:: Extract provided

The illegal we do immediately. The unconstitutional takes a little longer - Henry Kissinger
I HATE RUPERT MURDOCH. Not that that's a terribly-valid or even rational reason for refusing to sign up for
Sky's digital TV service, but there you go. Instead, I signed up for digital terrestrial TV when it was launched as
OnDigital. It wasn't easy.
The idea of DTT appealed to me - I'm a technology junkie and I liked the elegance of using my existing aerial rather than bolting a chuffing great dish to the side of my picturesque Cotswold cottage. But trying to get OnDigital to send me a free set top box proved to be a bit of a challenge - no one in our village had signed up for the service, and no survey had been carried out to establish how good reception would be. I suggested to the (helpful, but now unemployed) person at the call centre that they should send me the box and I'd tell them how I got on, so that when other people enquired, they'd be able to give them a definitive answer on reception quality. This wasn't company policy.
Eventually, I went into a high street retailer (who didn't have a clue either), gave them a false postcode and was given a set top box. It worked fine, but signal strength was a tad low thanks to the antique aerial. An upgrade to a high gain, wideband one (about £100) improved things by several orders of magnitude. Sure there was occasional picture breakup due to fridge and central heating switching on and off, but the picture and sound quality was infinitely better than boring old analogue.

::::
:: Material

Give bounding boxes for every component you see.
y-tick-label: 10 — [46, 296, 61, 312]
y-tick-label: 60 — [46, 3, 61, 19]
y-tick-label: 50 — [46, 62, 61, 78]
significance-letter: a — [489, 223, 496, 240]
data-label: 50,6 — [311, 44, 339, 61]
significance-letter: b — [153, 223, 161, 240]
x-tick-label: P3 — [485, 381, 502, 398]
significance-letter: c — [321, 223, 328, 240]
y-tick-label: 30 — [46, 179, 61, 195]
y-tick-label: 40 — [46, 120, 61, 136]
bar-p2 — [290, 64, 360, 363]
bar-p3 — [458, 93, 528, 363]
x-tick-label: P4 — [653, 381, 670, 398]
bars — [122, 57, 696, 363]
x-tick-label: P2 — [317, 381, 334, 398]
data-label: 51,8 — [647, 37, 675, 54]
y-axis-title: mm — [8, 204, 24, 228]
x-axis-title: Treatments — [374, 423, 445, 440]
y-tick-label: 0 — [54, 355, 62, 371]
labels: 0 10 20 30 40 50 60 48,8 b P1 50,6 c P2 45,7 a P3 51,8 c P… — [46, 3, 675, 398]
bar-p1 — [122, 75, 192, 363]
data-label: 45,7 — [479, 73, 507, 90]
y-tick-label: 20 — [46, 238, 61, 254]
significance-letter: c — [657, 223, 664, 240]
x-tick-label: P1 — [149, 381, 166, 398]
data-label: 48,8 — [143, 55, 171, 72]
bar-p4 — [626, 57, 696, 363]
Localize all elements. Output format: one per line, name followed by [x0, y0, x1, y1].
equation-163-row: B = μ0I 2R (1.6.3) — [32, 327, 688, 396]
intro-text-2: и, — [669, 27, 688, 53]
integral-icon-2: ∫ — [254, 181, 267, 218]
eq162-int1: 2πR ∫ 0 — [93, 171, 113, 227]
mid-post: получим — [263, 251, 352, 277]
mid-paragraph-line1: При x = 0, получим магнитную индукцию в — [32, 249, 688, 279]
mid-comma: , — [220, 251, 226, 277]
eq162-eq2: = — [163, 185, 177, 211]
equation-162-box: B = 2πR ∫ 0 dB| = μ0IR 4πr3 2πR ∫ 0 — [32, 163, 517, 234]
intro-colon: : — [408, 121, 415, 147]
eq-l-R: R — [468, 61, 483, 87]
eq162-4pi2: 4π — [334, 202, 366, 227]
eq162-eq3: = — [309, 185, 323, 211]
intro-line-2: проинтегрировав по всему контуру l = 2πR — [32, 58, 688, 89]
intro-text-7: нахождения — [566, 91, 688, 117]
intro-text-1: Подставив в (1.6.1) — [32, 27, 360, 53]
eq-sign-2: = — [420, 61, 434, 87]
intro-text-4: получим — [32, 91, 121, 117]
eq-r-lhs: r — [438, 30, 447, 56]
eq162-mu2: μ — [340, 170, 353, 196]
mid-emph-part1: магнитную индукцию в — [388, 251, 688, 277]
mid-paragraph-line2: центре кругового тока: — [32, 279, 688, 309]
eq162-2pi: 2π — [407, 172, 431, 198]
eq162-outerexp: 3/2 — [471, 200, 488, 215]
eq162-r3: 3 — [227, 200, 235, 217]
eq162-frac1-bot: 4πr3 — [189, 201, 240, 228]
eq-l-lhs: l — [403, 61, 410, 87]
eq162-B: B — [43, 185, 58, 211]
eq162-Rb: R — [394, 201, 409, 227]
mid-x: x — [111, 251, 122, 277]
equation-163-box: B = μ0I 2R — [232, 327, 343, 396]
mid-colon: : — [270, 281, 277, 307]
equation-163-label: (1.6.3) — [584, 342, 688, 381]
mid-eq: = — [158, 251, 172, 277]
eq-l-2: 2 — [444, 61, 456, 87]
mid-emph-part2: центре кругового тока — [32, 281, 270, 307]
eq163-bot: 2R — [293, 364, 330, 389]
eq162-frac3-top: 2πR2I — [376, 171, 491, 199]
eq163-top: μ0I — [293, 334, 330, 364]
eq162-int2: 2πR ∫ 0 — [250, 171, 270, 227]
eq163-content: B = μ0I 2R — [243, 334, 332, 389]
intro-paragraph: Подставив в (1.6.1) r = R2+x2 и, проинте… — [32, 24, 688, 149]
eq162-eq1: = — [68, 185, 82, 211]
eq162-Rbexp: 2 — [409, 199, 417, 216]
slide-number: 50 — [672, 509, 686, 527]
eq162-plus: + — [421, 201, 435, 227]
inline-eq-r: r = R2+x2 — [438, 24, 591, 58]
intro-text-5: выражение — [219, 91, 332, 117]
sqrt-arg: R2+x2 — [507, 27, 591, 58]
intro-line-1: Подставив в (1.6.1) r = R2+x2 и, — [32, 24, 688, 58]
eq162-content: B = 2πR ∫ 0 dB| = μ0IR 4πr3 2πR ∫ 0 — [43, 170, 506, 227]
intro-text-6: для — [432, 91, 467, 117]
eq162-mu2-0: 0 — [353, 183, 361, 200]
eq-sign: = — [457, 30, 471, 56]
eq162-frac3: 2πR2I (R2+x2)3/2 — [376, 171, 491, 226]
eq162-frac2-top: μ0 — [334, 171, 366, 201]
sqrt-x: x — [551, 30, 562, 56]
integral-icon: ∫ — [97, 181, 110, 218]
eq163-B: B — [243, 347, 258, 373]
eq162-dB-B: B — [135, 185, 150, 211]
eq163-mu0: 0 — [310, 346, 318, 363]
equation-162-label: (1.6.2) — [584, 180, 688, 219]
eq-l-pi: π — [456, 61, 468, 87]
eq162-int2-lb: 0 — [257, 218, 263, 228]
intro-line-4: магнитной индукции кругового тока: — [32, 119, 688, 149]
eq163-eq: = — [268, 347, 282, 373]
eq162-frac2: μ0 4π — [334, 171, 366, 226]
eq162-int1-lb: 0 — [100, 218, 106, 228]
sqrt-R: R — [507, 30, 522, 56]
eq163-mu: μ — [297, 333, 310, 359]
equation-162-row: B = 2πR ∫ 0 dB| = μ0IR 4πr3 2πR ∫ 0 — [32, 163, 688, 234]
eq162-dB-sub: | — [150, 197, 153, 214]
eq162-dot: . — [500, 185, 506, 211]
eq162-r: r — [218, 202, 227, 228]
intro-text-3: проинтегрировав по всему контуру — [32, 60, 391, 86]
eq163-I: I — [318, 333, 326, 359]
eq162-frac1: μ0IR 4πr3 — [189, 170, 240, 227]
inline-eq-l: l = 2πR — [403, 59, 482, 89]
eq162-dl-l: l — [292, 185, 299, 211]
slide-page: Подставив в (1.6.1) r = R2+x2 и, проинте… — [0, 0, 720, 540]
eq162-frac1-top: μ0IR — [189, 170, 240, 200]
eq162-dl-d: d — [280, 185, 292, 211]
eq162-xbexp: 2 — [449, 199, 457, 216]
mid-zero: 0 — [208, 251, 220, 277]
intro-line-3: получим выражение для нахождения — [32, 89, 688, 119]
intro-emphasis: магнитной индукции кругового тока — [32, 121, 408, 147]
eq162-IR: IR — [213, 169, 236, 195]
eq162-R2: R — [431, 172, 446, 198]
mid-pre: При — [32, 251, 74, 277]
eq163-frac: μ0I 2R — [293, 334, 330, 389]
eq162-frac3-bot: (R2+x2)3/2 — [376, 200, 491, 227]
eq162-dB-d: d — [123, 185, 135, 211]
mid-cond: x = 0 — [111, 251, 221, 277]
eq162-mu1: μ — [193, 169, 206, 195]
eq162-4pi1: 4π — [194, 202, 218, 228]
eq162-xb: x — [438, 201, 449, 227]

::::

> [Tasks to perform]
1/ Answer these questions using the piece on digital terrestrial TV.
(a) Under what name was digital terrestrial TV launched?
(b) Where did the writer finally obtain a set top box?
(c) About how much did the new high gain, wideband aerial cost?
2/ Transcribe the piece on digital terrestrial TV between "The illegal we" and "It wasn't easy.", inclusive.

> [In response]
1/
(a) OnDigital.
(b) From a high street retailer, after giving a false postcode.
(c) About £100.

2/
The illegal we do immediately. The unconstitutional takes a little longer - Henry Kissinger
I HATE RUPERT MURDOCH. Not that that's a terribly-valid or even rational reason for refusing to sign up for
Sky's digital TV service, but there you go. Instead, I signed up for digital terrestrial TV when it was launched as
OnDigital. It wasn't easy.